(Data records)
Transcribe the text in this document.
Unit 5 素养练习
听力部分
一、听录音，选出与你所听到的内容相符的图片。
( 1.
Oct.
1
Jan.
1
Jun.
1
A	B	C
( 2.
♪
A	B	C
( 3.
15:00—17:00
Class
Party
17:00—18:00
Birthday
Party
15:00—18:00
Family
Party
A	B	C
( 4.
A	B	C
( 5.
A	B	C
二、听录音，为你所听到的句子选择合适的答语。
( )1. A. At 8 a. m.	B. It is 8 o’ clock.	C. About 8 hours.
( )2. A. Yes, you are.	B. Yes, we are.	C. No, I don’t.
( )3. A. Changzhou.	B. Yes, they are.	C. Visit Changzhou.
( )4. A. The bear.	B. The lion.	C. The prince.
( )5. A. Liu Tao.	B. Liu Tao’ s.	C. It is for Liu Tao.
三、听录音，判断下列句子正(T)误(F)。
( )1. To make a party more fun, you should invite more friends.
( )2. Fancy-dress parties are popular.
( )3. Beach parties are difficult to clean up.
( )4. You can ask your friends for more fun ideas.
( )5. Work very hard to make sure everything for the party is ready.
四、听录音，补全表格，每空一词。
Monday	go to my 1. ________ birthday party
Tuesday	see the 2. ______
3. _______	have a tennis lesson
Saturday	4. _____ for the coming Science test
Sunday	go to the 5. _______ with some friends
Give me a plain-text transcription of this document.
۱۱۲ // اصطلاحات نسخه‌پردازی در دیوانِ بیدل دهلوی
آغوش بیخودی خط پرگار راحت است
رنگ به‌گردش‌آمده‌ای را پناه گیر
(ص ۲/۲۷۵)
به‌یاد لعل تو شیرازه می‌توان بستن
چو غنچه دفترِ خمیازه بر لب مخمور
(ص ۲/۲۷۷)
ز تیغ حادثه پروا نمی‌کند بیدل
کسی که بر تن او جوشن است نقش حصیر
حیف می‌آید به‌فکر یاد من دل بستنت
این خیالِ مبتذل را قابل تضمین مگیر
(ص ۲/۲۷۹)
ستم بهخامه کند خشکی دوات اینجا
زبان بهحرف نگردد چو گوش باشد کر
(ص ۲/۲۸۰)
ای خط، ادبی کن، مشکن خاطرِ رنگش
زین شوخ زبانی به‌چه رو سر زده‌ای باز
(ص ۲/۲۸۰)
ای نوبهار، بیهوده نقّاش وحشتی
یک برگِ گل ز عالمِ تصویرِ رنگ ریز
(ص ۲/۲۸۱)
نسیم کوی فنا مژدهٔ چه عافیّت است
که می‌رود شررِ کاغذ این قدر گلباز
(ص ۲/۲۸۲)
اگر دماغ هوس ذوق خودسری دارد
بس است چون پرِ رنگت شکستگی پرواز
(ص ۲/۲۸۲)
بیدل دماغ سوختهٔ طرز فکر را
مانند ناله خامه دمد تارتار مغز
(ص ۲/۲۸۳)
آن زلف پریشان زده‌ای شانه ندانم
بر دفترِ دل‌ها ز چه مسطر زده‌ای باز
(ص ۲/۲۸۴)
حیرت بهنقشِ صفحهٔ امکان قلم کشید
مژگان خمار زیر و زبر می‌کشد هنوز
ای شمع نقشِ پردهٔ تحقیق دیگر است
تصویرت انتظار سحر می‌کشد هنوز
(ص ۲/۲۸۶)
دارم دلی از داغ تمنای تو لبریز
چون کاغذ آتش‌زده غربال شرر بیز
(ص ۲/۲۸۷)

### What the task requires
In the material above, find the lines that contain "بیدل" and show them.

### Expected output
۱۱۲ // اصطلاحات نسخه‌پردازی در دیوانِ بیدل دهلوی
ز تیغ حادثه پروا نمی‌کند بیدل
بیدل دماغ سوختهٔ طرز فکر را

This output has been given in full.